Directions for this task — Copy all of the records below verbatim.

+ + + +

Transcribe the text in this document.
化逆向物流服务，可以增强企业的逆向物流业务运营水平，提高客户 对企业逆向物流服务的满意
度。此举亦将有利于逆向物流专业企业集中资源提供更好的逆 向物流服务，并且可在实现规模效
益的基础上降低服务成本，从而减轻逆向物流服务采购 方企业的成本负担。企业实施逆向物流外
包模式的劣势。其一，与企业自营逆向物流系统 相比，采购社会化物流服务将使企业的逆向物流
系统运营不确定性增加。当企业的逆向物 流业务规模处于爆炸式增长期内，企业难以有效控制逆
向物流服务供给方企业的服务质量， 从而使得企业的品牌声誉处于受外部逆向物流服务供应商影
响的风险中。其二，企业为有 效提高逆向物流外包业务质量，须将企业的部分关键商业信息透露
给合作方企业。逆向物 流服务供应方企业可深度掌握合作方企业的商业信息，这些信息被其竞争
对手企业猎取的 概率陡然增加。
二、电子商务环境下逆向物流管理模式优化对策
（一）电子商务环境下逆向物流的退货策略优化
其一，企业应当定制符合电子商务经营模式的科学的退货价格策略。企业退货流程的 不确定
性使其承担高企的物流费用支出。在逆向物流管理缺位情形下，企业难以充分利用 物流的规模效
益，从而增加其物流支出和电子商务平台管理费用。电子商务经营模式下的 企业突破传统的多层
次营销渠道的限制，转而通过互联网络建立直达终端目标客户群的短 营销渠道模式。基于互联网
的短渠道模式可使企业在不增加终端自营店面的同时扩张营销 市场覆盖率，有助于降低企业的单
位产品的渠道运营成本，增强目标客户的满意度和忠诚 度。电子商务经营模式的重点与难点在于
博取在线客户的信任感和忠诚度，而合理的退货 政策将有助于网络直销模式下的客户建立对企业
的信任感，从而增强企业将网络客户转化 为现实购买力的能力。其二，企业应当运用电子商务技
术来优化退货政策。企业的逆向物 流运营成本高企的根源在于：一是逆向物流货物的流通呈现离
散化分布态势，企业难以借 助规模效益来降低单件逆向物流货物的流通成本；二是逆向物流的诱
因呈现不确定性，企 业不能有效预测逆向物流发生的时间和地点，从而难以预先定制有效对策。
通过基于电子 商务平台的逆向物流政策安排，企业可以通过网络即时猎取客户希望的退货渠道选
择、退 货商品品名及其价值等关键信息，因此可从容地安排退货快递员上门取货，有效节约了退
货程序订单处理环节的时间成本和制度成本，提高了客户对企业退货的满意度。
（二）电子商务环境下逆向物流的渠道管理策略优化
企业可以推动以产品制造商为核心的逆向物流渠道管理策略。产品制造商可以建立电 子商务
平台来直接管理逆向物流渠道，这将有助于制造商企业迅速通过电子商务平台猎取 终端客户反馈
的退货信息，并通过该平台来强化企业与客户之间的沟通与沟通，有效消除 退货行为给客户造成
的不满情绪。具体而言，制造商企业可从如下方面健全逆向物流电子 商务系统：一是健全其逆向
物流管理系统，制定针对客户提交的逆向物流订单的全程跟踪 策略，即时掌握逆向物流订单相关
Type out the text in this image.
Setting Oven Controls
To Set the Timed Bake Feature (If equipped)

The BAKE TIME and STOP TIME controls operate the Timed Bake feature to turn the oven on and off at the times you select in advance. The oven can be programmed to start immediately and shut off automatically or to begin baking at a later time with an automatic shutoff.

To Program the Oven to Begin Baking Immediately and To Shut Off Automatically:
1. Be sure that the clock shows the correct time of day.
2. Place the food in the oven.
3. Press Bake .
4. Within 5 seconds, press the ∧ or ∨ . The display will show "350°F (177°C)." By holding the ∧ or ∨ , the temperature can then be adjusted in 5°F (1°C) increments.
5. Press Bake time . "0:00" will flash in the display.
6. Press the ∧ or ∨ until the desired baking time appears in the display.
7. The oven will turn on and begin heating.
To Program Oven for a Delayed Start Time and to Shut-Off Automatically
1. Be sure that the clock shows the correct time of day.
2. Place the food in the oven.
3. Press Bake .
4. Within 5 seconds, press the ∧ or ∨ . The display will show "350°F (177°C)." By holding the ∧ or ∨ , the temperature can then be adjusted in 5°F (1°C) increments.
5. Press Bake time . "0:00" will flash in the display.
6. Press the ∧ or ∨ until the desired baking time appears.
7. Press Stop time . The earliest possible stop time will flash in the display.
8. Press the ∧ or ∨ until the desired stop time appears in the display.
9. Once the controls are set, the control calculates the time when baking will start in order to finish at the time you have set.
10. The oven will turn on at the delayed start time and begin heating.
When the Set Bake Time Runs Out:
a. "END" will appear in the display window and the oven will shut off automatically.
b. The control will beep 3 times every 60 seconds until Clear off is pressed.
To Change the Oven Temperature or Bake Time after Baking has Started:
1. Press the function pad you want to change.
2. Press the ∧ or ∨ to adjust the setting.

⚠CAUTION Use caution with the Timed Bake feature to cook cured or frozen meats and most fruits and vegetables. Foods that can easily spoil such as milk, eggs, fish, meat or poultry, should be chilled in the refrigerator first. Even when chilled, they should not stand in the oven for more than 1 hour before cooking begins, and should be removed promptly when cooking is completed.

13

+ + + +

Result for this task —
Transcribe the text in this document.
化逆向物流服务，可以增强企业的逆向物流业务运营水平，提高客户 对企业逆向物流服务的满意
度。此举亦将有利于逆向物流专业企业集中资源提供更好的逆 向物流服务，并且可在实现规模效
益的基础上降低服务成本，从而减轻逆向物流服务采购 方企业的成本负担。企业实施逆向物流外
包模式的劣势。其一，与企业自营逆向物流系统 相比，采购社会化物流服务将使企业的逆向物流
系统运营不确定性增加。当企业的逆向物 流业务规模处于爆炸式增长期内，企业难以有效控制逆
向物流服务供给方企业的服务质量， 从而使得企业的品牌声誉处于受外部逆向物流服务供应商影
响的风险中。其二，企业为有 效提高逆向物流外包业务质量，须将企业的部分关键商业信息透露
给合作方企业。逆向物 流服务供应方企业可深度掌握合作方企业的商业信息，这些信息被其竞争
对手企业猎取的 概率陡然增加。
二、电子商务环境下逆向物流管理模式优化对策
（一）电子商务环境下逆向物流的退货策略优化
其一，企业应当定制符合电子商务经营模式的科学的退货价格策略。企业退货流程的 不确定
性使其承担高企的物流费用支出。在逆向物流管理缺位情形下，企业难以充分利用 物流的规模效
益，从而增加其物流支出和电子商务平台管理费用。电子商务经营模式下的 企业突破传统的多层
次营销渠道的限制，转而通过互联网络建立直达终端目标客户群的短 营销渠道模式。基于互联网
的短渠道模式可使企业在不增加终端自营店面的同时扩张营销 市场覆盖率，有助于降低企业的单
位产品的渠道运营成本，增强目标客户的满意度和忠诚 度。电子商务经营模式的重点与难点在于
博取在线客户的信任感和忠诚度，而合理的退货 政策将有助于网络直销模式下的客户建立对企业
的信任感，从而增强企业将网络客户转化 为现实购买力的能力。其二，企业应当运用电子商务技
术来优化退货政策。企业的逆向物 流运营成本高企的根源在于：一是逆向物流货物的流通呈现离
散化分布态势，企业难以借 助规模效益来降低单件逆向物流货物的流通成本；二是逆向物流的诱
因呈现不确定性，企 业不能有效预测逆向物流发生的时间和地点，从而难以预先定制有效对策。
通过基于电子 商务平台的逆向物流政策安排，企业可以通过网络即时猎取客户希望的退货渠道选
择、退 货商品品名及其价值等关键信息，因此可从容地安排退货快递员上门取货，有效节约了退
货程序订单处理环节的时间成本和制度成本，提高了客户对企业退货的满意度。
（二）电子商务环境下逆向物流的渠道管理策略优化
企业可以推动以产品制造商为核心的逆向物流渠道管理策略。产品制造商可以建立电 子商务
平台来直接管理逆向物流渠道，这将有助于制造商企业迅速通过电子商务平台猎取 终端客户反馈
的退货信息，并通过该平台来强化企业与客户之间的沟通与沟通，有效消除 退货行为给客户造成
的不满情绪。具体而言，制造商企业可从如下方面健全逆向物流电子 商务系统：一是健全其逆向
物流管理系统，制定针对客户提交的逆向物流订单的全程跟踪 策略，即时掌握逆向物流订单相关
Type out the text in this image.
Setting Oven Controls
To Set the Timed Bake Feature (If equipped)

The BAKE TIME and STOP TIME controls operate the Timed Bake feature to turn the oven on and off at the times you select in advance. The oven can be programmed to start immediately and shut off automatically or to begin baking at a later time with an automatic shutoff.

To Program the Oven to Begin Baking Immediately and To Shut Off Automatically:
1. Be sure that the clock shows the correct time of day.
2. Place the food in the oven.
3. Press Bake .
4. Within 5 seconds, press the ∧ or ∨ . The display will show "350°F (177°C)." By holding the ∧ or ∨ , the temperature can then be adjusted in 5°F (1°C) increments.
5. Press Bake time . "0:00" will flash in the display.
6. Press the ∧ or ∨ until the desired baking time appears in the display.
7. The oven will turn on and begin heating.
To Program Oven for a Delayed Start Time and to Shut-Off Automatically
1. Be sure that the clock shows the correct time of day.
2. Place the food in the oven.
3. Press Bake .
4. Within 5 seconds, press the ∧ or ∨ . The display will show "350°F (177°C)." By holding the ∧ or ∨ , the temperature can then be adjusted in 5°F (1°C) increments.
5. Press Bake time . "0:00" will flash in the display.
6. Press the ∧ or ∨ until the desired baking time appears.
7. Press Stop time . The earliest possible stop time will flash in the display.
8. Press the ∧ or ∨ until the desired stop time appears in the display.
9. Once the controls are set, the control calculates the time when baking will start in order to finish at the time you have set.
10. The oven will turn on at the delayed start time and begin heating.
When the Set Bake Time Runs Out:
a. "END" will appear in the display window and the oven will shut off automatically.
b. The control will beep 3 times every 60 seconds until Clear off is pressed.
To Change the Oven Temperature or Bake Time after Baking has Started:
1. Press the function pad you want to change.
2. Press the ∧ or ∨ to adjust the setting.

⚠CAUTION Use caution with the Timed Bake feature to cook cured or frozen meats and most fruits and vegetables. Foods that can easily spoil such as milk, eggs, fish, meat or poultry, should be chilled in the refrigerator first. Even when chilled, they should not stand in the oven for more than 1 hour before cooking begins, and should be removed promptly when cooking is completed.

13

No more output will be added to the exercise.